• What to produce: List every line in this data where the string "option" occurs.

• Records shown:
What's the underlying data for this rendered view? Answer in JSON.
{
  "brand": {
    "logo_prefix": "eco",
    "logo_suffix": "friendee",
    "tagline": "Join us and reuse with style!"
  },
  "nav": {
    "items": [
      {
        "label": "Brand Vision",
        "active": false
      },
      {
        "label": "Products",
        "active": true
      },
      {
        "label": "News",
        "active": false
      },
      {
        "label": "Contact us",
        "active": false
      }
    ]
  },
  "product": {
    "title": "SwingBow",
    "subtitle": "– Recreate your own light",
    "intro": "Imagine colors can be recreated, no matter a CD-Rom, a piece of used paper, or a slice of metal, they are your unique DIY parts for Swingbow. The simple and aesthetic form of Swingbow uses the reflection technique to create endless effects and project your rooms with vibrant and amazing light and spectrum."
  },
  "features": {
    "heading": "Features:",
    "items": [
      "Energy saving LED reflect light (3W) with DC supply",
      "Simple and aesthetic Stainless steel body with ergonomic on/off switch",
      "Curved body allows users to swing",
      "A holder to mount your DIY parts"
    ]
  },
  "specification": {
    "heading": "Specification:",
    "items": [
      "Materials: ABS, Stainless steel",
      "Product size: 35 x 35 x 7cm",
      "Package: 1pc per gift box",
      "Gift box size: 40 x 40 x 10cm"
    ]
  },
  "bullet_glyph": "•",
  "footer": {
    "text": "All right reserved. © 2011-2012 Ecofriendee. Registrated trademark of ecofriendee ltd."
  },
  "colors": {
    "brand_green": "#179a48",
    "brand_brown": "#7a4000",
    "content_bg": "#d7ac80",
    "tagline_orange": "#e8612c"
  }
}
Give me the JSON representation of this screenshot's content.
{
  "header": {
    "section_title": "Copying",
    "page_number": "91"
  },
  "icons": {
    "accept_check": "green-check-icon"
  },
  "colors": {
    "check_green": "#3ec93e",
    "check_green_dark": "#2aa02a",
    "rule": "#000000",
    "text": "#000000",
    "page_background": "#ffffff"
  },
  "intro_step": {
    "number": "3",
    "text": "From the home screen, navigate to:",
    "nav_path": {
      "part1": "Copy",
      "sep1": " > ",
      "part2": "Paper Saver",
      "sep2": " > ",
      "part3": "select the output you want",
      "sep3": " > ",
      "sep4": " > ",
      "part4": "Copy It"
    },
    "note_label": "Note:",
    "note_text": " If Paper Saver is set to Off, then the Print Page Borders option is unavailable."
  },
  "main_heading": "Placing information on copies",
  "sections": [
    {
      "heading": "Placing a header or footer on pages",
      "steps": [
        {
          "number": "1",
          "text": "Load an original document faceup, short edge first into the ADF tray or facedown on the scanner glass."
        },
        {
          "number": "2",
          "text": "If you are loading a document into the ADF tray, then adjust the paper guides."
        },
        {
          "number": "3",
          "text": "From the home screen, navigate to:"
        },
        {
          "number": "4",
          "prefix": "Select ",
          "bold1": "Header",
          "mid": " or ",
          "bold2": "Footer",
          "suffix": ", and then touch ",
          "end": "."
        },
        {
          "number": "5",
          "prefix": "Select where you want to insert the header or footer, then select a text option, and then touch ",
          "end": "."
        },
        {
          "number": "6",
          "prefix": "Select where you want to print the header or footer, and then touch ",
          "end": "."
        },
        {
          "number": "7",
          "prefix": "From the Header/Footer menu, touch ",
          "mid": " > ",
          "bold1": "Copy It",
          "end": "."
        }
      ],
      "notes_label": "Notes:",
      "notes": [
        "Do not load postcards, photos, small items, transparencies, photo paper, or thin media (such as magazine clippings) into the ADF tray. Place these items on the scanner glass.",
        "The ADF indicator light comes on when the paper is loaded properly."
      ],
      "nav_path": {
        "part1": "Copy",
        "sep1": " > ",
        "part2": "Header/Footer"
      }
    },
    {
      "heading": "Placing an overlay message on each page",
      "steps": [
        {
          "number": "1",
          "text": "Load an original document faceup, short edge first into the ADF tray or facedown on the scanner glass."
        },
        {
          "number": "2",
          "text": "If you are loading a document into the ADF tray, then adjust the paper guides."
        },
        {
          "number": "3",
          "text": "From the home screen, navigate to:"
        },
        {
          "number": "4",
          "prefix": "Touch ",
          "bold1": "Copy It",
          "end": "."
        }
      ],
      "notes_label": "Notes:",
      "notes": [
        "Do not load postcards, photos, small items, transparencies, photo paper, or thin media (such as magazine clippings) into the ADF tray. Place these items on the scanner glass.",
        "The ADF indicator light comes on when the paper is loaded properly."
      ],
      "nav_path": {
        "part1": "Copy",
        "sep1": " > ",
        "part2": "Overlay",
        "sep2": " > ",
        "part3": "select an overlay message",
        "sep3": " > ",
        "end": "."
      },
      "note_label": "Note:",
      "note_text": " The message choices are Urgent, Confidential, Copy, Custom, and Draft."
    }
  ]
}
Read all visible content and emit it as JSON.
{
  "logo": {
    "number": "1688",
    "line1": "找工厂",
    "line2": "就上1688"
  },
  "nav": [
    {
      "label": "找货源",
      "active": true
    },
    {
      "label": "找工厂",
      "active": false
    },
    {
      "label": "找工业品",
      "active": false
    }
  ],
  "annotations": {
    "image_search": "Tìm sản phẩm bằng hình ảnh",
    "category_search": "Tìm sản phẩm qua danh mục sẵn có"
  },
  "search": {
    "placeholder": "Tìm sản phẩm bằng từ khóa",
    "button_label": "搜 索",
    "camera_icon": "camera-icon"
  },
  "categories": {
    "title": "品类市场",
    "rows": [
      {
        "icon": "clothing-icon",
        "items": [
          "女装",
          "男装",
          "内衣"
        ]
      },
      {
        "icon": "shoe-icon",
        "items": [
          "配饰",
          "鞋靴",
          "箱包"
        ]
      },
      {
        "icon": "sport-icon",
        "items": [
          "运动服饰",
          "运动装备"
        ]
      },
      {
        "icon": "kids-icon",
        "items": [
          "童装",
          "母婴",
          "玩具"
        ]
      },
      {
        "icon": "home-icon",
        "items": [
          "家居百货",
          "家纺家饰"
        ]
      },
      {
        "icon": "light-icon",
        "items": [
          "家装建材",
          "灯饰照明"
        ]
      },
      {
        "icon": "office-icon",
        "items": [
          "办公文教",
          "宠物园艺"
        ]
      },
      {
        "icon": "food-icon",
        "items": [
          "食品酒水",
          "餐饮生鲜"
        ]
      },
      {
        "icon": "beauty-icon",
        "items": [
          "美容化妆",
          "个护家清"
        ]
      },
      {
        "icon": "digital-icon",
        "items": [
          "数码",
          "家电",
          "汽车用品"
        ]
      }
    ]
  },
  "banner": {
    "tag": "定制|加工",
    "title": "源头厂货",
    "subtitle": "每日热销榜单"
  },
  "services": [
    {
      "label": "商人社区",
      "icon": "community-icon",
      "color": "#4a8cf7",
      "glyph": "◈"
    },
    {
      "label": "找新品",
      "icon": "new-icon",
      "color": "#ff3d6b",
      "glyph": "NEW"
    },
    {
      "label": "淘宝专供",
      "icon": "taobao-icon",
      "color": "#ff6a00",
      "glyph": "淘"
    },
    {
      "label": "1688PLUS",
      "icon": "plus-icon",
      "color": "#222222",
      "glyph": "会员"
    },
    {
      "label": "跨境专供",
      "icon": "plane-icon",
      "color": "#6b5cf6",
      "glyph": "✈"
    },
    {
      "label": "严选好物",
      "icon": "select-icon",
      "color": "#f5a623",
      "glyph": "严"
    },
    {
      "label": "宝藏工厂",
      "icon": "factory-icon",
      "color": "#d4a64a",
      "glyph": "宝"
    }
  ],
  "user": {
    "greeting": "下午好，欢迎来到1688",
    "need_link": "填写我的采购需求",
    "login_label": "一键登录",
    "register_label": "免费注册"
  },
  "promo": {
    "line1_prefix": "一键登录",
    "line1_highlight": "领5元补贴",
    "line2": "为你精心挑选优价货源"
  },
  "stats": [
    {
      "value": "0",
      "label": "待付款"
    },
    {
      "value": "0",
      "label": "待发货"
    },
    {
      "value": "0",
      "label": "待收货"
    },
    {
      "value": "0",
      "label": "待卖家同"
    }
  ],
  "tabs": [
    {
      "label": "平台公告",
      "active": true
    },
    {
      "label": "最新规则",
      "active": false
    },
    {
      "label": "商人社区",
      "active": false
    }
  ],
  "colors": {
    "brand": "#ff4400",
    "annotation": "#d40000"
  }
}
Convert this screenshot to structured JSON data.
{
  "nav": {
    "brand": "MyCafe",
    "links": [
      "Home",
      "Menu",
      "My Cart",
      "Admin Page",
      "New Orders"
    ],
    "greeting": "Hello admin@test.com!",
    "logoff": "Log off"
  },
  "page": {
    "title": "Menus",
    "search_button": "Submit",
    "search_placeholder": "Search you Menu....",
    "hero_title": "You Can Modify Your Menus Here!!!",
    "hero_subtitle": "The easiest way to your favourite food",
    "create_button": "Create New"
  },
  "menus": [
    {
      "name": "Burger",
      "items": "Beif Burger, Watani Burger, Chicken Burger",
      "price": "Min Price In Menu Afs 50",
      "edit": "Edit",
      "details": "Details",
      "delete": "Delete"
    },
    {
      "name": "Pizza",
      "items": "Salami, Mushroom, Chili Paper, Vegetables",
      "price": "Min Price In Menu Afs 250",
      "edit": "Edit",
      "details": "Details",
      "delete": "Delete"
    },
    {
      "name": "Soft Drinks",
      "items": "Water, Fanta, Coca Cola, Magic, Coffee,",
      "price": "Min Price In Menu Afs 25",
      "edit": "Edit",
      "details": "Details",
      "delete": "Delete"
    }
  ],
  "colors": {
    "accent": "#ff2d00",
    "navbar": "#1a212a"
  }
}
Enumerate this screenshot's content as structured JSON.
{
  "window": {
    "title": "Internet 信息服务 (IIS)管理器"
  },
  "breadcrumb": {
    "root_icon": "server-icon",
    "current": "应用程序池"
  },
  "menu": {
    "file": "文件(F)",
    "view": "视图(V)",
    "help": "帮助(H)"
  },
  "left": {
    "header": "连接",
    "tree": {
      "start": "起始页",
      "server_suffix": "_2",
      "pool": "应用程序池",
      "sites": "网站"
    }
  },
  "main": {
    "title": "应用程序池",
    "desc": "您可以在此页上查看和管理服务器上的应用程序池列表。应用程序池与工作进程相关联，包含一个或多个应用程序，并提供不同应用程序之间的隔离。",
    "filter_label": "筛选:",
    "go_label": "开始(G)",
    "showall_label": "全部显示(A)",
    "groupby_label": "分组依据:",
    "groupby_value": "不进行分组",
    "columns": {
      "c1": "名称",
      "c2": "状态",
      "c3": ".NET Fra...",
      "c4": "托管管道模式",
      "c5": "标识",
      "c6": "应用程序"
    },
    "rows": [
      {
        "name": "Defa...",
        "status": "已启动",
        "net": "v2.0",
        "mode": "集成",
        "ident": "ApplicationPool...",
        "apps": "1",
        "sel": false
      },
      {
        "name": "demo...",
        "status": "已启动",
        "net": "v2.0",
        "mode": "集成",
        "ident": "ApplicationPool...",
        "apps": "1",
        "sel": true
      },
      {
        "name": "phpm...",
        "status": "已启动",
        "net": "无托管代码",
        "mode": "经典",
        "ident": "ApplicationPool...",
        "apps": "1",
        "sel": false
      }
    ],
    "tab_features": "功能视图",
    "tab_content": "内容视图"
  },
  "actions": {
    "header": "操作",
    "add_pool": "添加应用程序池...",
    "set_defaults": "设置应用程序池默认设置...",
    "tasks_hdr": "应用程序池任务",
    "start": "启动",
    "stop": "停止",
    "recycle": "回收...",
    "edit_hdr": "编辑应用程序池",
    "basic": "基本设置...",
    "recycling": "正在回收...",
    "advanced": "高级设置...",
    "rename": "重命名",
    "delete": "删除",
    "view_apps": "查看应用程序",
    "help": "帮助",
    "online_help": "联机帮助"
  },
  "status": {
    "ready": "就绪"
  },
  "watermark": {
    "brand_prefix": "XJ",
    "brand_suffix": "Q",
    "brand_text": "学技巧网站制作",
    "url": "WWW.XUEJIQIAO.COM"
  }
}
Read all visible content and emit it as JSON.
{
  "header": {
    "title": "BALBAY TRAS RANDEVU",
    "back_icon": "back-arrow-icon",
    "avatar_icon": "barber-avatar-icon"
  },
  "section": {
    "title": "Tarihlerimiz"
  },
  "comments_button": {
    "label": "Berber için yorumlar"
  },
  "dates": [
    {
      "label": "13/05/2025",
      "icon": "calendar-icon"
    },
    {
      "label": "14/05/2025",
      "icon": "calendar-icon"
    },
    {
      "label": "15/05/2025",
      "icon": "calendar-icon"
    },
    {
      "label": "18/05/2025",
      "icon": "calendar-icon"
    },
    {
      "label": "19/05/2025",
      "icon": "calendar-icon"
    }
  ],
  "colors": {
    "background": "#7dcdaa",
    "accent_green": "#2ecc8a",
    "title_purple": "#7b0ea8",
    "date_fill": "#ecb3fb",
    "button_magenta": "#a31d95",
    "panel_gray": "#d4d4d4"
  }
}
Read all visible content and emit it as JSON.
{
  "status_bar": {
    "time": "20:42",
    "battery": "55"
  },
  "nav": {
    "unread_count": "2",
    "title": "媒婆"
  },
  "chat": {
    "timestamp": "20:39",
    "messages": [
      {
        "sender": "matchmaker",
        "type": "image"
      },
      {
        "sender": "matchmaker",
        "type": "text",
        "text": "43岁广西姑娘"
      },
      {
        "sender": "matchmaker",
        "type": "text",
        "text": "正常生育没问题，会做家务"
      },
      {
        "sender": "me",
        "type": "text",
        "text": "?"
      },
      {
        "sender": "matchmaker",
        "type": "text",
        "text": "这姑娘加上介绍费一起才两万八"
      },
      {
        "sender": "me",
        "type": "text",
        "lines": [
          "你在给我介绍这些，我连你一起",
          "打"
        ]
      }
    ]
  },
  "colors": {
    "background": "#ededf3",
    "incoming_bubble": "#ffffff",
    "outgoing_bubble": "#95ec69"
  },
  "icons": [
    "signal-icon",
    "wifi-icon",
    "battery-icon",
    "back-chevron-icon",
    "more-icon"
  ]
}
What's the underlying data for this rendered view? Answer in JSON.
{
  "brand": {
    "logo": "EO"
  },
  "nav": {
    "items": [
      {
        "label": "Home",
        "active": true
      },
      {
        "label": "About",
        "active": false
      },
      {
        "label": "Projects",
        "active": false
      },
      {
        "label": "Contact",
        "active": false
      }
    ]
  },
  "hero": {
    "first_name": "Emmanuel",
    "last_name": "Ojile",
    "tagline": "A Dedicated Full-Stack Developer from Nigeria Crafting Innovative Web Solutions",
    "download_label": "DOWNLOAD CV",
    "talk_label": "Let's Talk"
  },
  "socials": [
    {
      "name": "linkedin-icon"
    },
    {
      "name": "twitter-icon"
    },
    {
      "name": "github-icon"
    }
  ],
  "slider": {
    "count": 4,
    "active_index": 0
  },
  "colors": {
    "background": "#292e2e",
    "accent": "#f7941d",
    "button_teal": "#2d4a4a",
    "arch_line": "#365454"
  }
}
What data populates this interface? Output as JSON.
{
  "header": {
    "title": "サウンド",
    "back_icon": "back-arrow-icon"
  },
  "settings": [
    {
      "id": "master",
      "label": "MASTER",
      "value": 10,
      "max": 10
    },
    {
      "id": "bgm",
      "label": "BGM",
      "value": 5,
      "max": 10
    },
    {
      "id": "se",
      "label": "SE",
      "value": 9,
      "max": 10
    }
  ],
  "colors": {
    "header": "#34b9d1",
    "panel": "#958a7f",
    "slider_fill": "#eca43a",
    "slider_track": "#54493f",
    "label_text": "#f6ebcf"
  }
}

• Response to the exercise:
    "note_text": " If Paper Saver is set to Off, then the Print Page Borders option is unavailable."
          "prefix": "Select where you want to insert the header or footer, then select a text option, and then touch ",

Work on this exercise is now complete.